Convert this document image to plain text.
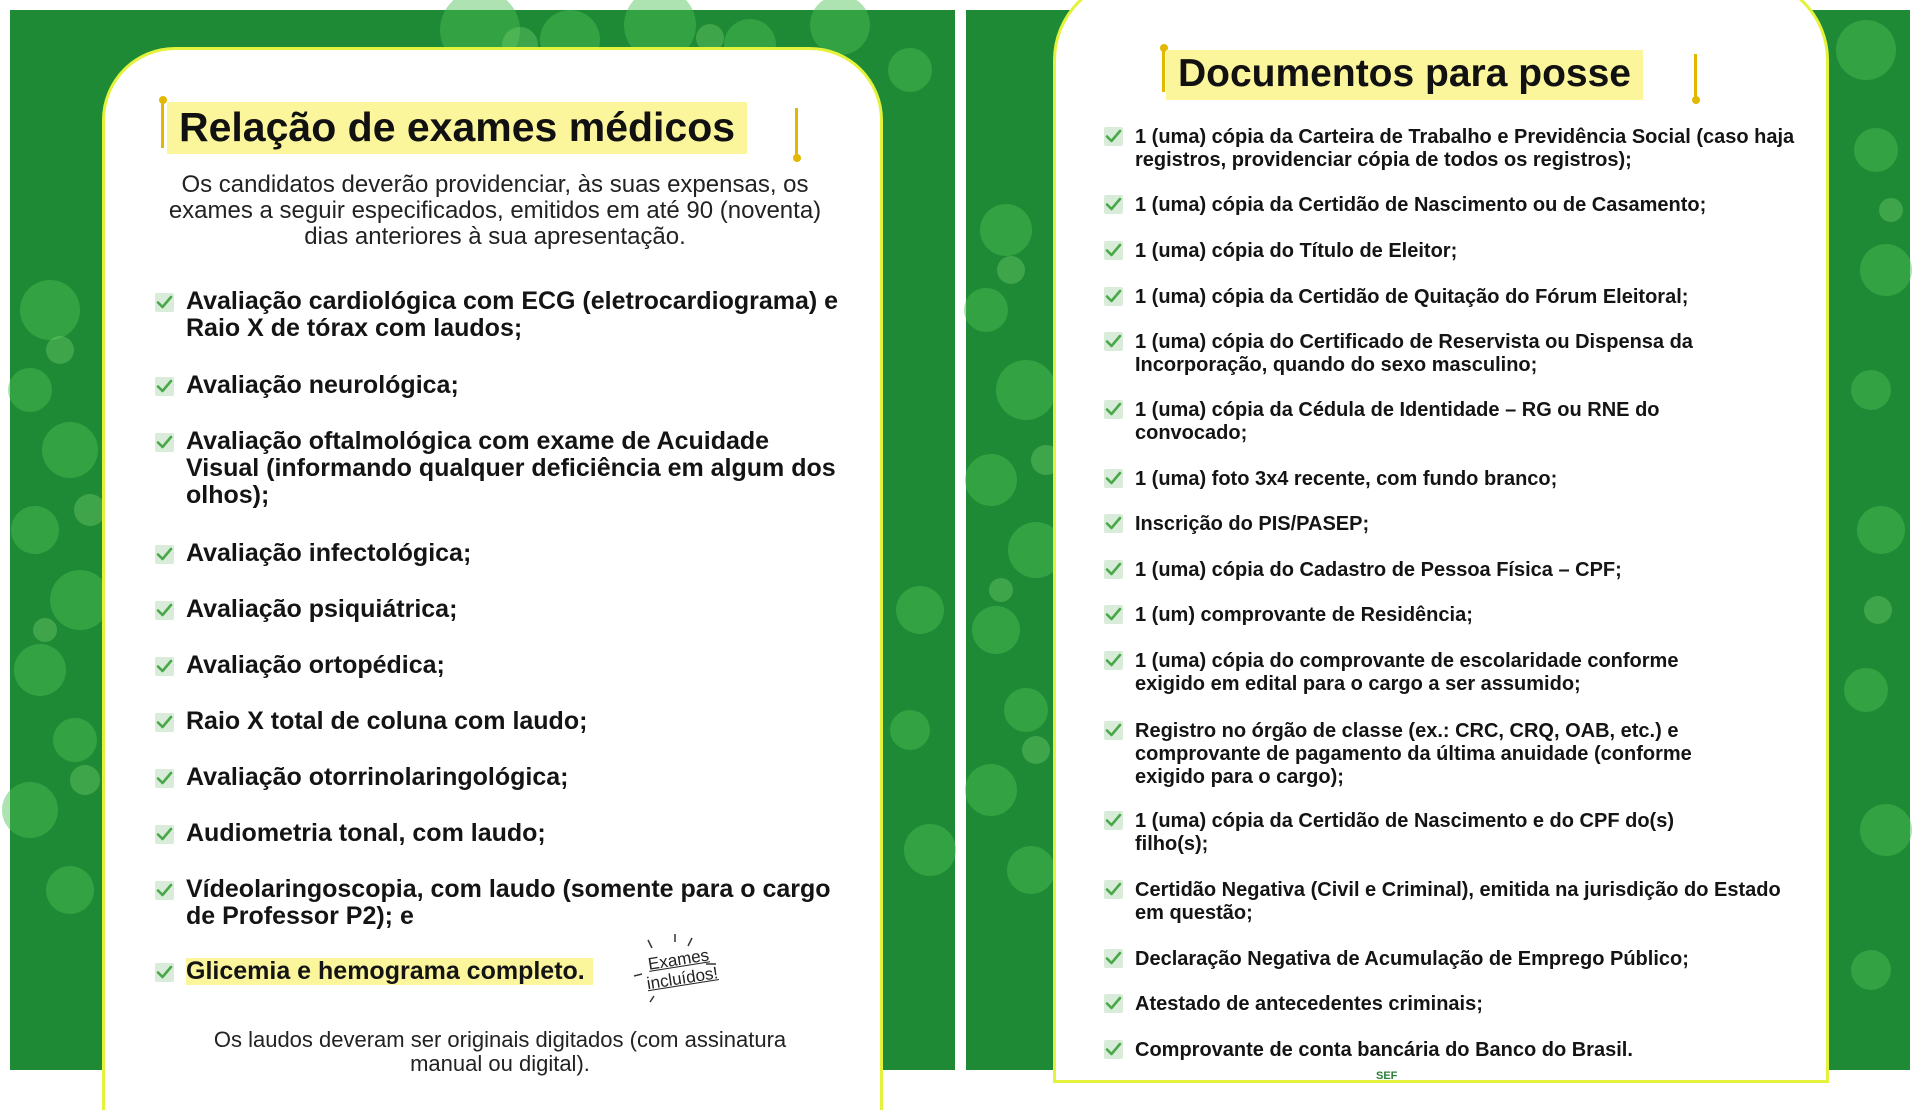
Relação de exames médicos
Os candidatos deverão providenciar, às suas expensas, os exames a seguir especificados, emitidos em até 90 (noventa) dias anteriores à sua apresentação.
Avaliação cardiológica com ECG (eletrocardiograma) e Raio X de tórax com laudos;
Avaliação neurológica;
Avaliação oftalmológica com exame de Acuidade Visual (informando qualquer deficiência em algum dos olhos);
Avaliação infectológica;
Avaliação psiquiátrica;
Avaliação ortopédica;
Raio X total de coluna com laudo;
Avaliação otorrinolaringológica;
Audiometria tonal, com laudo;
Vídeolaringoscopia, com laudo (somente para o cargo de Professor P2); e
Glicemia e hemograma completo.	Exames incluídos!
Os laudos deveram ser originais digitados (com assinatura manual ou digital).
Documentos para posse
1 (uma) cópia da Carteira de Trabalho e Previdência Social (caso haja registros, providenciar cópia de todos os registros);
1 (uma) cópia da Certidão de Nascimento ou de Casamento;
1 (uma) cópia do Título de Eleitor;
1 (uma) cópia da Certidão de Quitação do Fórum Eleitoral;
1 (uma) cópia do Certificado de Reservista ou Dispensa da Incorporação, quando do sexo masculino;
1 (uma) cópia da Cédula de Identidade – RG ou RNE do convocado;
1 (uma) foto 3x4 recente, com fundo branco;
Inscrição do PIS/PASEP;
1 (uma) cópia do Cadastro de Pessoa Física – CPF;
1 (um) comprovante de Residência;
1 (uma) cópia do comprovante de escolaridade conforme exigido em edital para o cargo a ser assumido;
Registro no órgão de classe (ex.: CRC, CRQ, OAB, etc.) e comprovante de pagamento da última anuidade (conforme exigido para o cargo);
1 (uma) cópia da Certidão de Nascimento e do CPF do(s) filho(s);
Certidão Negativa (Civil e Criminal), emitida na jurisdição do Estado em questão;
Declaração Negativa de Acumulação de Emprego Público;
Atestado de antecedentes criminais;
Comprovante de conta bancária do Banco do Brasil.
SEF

____

§ **The request**
Quote the entries in full. Any image among them is to be omitted from the copy.

§ **Answer to the exercise**
Convert this document image to plain text.
Relação de exames médicos
Os candidatos deverão providenciar, às suas expensas, os exames a seguir especificados, emitidos em até 90 (noventa) dias anteriores à sua apresentação.
Avaliação cardiológica com ECG (eletrocardiograma) e Raio X de tórax com laudos;
Avaliação neurológica;
Avaliação oftalmológica com exame de Acuidade Visual (informando qualquer deficiência em algum dos olhos);
Avaliação infectológica;
Avaliação psiquiátrica;
Avaliação ortopédica;
Raio X total de coluna com laudo;
Avaliação otorrinolaringológica;
Audiometria tonal, com laudo;
Vídeolaringoscopia, com laudo (somente para o cargo de Professor P2); e
Glicemia e hemograma completo.	Exames incluídos!
Os laudos deveram ser originais digitados (com assinatura manual ou digital).
Documentos para posse
1 (uma) cópia da Carteira de Trabalho e Previdência Social (caso haja registros, providenciar cópia de todos os registros);
1 (uma) cópia da Certidão de Nascimento ou de Casamento;
1 (uma) cópia do Título de Eleitor;
1 (uma) cópia da Certidão de Quitação do Fórum Eleitoral;
1 (uma) cópia do Certificado de Reservista ou Dispensa da Incorporação, quando do sexo masculino;
1 (uma) cópia da Cédula de Identidade – RG ou RNE do convocado;
1 (uma) foto 3x4 recente, com fundo branco;
Inscrição do PIS/PASEP;
1 (uma) cópia do Cadastro de Pessoa Física – CPF;
1 (um) comprovante de Residência;
1 (uma) cópia do comprovante de escolaridade conforme exigido em edital para o cargo a ser assumido;
Registro no órgão de classe (ex.: CRC, CRQ, OAB, etc.) e comprovante de pagamento da última anuidade (conforme exigido para o cargo);
1 (uma) cópia da Certidão de Nascimento e do CPF do(s) filho(s);
Certidão Negativa (Civil e Criminal), emitida na jurisdição do Estado em questão;
Declaração Negativa de Acumulação de Emprego Público;
Atestado de antecedentes criminais;
Comprovante de conta bancária do Banco do Brasil.
SEF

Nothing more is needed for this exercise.